----- ENTRIES

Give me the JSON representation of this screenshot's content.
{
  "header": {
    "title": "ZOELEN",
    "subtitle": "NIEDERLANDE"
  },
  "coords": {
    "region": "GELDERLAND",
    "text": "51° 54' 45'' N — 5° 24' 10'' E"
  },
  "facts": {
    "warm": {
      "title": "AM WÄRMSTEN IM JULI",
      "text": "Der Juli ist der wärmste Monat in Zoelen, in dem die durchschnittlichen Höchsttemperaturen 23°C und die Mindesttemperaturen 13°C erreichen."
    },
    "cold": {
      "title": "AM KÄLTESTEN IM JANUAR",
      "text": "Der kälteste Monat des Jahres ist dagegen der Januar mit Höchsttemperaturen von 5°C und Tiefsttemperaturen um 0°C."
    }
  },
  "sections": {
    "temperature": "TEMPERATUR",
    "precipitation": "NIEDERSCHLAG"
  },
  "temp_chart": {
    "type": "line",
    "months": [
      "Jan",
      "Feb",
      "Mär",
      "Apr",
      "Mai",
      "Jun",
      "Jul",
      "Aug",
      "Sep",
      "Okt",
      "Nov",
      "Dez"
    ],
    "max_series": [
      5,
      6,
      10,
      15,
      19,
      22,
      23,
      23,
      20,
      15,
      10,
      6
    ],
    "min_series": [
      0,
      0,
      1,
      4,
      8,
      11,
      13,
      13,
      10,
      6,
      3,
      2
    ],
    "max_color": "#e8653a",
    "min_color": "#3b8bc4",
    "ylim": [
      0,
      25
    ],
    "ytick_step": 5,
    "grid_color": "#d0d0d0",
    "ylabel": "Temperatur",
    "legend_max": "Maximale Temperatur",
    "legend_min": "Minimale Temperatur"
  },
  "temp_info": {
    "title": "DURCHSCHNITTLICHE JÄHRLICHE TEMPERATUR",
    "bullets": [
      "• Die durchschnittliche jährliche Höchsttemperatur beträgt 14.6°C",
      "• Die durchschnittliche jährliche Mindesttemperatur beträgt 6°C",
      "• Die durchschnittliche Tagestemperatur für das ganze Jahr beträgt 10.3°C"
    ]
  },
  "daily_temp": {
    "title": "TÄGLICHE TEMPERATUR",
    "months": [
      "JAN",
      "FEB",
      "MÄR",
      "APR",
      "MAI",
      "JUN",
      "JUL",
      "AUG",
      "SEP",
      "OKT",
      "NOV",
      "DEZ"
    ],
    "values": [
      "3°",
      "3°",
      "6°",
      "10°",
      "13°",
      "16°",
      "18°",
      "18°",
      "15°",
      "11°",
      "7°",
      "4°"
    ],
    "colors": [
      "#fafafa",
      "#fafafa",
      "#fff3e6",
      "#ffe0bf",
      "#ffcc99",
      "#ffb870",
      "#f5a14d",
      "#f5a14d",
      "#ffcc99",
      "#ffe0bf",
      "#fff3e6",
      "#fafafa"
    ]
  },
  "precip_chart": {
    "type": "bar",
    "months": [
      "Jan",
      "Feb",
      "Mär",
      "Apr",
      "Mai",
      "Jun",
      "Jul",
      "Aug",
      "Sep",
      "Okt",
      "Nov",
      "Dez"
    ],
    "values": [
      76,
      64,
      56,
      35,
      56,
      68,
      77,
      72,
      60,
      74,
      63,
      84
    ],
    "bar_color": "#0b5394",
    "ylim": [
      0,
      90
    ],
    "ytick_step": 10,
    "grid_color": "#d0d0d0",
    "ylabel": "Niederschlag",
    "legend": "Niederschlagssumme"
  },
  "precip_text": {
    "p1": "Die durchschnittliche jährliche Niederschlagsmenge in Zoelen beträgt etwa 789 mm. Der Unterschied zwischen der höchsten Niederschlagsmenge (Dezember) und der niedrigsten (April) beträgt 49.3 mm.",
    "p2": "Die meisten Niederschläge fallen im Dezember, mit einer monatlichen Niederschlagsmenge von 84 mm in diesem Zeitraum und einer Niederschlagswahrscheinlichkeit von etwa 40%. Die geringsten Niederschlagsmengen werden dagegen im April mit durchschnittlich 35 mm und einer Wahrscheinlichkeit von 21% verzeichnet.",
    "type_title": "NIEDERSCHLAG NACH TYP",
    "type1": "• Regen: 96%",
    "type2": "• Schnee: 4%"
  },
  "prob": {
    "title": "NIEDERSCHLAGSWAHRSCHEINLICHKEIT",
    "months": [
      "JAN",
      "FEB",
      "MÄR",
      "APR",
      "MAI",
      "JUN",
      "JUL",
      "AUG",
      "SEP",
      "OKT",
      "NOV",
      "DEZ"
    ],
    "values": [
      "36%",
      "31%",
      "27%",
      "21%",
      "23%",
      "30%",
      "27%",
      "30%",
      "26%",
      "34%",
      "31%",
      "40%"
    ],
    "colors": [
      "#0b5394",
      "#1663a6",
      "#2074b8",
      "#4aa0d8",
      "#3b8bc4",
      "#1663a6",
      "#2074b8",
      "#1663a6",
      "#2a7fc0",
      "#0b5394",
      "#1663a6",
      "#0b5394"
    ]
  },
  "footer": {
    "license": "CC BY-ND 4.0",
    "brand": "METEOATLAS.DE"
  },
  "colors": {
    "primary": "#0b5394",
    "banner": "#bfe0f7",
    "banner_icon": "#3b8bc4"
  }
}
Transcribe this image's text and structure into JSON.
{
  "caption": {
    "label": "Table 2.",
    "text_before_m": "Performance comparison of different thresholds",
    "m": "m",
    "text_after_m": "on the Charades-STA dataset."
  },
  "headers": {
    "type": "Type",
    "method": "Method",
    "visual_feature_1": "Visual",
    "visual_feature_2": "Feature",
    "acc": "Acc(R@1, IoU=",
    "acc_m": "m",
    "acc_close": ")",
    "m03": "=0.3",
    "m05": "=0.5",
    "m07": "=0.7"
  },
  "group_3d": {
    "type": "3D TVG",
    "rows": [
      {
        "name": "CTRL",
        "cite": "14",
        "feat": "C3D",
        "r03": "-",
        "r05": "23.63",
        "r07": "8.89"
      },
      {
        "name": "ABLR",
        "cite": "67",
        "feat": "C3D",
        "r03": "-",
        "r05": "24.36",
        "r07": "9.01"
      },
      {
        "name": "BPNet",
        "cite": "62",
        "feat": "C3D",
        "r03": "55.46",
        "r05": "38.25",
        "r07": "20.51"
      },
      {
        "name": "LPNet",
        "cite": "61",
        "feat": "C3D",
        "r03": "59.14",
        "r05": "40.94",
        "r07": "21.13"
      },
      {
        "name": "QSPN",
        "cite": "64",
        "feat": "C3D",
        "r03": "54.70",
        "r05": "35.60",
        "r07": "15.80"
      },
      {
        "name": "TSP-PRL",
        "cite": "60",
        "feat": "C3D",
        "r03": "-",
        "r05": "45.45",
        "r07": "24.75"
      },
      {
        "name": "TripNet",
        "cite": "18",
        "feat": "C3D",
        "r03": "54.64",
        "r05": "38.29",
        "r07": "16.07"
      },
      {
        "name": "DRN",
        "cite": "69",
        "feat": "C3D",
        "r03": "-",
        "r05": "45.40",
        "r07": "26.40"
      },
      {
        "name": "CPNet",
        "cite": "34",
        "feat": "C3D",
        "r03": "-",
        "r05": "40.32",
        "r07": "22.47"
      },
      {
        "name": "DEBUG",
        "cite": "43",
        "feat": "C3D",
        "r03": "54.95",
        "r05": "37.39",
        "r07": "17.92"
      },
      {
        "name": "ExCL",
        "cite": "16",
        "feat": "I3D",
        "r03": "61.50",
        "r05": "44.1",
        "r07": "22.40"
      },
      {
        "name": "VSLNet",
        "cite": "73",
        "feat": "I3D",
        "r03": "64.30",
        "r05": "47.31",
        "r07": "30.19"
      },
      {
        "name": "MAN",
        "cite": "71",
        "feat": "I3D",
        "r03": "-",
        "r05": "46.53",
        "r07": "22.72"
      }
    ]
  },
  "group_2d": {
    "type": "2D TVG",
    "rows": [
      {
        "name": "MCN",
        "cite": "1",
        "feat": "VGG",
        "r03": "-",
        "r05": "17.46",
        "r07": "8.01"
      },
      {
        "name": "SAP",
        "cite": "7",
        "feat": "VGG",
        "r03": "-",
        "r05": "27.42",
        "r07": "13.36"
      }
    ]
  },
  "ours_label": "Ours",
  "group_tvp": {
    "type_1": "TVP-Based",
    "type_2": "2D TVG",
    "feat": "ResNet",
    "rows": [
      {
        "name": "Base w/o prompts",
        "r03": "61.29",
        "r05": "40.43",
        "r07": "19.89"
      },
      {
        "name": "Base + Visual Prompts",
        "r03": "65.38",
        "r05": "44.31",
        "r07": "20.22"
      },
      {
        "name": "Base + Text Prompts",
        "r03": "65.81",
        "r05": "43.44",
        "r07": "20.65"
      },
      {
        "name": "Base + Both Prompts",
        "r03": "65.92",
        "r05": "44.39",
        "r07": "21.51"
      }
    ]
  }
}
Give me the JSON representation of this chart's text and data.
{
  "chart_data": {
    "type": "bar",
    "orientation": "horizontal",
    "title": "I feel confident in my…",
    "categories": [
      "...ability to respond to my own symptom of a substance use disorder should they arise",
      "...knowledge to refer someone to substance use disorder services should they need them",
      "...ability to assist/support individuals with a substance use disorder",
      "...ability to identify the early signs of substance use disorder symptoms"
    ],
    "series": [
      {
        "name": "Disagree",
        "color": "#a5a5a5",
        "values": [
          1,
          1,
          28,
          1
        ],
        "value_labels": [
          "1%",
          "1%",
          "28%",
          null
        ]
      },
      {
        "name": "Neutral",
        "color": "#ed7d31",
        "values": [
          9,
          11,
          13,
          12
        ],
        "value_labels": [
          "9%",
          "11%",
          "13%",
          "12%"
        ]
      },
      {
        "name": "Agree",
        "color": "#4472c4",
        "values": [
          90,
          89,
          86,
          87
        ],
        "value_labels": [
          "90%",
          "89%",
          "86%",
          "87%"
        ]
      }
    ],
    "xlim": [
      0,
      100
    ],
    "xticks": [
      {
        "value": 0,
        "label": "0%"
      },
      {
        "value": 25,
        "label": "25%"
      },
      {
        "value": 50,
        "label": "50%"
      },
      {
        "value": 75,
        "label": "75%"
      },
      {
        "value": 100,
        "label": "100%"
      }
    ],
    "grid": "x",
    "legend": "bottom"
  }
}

----------

EXERCISE: Report how many lines in this data include the string "beträgt", and nothing else.

WRITTEN RESPONSE: 4